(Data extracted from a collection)
** START **

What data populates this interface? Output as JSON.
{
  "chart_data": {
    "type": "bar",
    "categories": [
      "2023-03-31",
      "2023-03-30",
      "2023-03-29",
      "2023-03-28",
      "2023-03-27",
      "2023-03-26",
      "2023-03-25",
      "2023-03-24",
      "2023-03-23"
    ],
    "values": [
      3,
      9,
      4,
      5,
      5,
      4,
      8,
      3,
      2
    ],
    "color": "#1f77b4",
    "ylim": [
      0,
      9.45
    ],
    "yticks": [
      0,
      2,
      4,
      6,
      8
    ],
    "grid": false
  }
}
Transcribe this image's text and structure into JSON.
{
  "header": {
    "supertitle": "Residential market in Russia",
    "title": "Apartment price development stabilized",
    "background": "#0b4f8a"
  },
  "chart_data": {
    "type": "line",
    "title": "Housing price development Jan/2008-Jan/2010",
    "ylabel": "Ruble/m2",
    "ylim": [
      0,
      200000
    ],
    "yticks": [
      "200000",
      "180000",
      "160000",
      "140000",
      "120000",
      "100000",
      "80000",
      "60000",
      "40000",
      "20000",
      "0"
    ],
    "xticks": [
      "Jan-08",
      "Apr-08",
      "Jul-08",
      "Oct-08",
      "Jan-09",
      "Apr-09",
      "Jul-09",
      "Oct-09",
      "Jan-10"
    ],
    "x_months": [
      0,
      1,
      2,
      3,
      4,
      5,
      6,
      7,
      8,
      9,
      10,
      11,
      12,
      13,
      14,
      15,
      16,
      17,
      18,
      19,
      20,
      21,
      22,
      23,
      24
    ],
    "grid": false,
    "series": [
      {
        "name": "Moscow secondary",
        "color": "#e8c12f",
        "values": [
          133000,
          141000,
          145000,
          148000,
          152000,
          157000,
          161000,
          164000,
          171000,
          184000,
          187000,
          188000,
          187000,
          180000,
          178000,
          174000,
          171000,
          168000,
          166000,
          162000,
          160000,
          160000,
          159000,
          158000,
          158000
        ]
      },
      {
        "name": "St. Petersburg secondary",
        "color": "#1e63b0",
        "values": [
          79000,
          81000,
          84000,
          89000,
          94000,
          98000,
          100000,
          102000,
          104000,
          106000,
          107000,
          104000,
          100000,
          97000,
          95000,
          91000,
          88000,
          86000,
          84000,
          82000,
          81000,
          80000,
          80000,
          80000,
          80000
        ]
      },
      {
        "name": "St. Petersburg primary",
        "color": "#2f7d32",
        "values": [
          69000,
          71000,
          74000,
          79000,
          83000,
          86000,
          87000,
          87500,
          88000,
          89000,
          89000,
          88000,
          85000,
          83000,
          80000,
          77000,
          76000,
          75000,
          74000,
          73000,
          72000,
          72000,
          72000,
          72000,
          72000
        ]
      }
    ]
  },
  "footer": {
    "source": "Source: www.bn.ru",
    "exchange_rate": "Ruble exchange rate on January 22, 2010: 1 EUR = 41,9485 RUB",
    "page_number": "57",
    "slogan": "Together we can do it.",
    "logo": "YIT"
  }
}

** END **

▸ **Task**: Where a line holds "Petersburg", copy it out.

▸ **Full output**:
        "name": "St. Petersburg secondary",
        "name": "St. Petersburg primary",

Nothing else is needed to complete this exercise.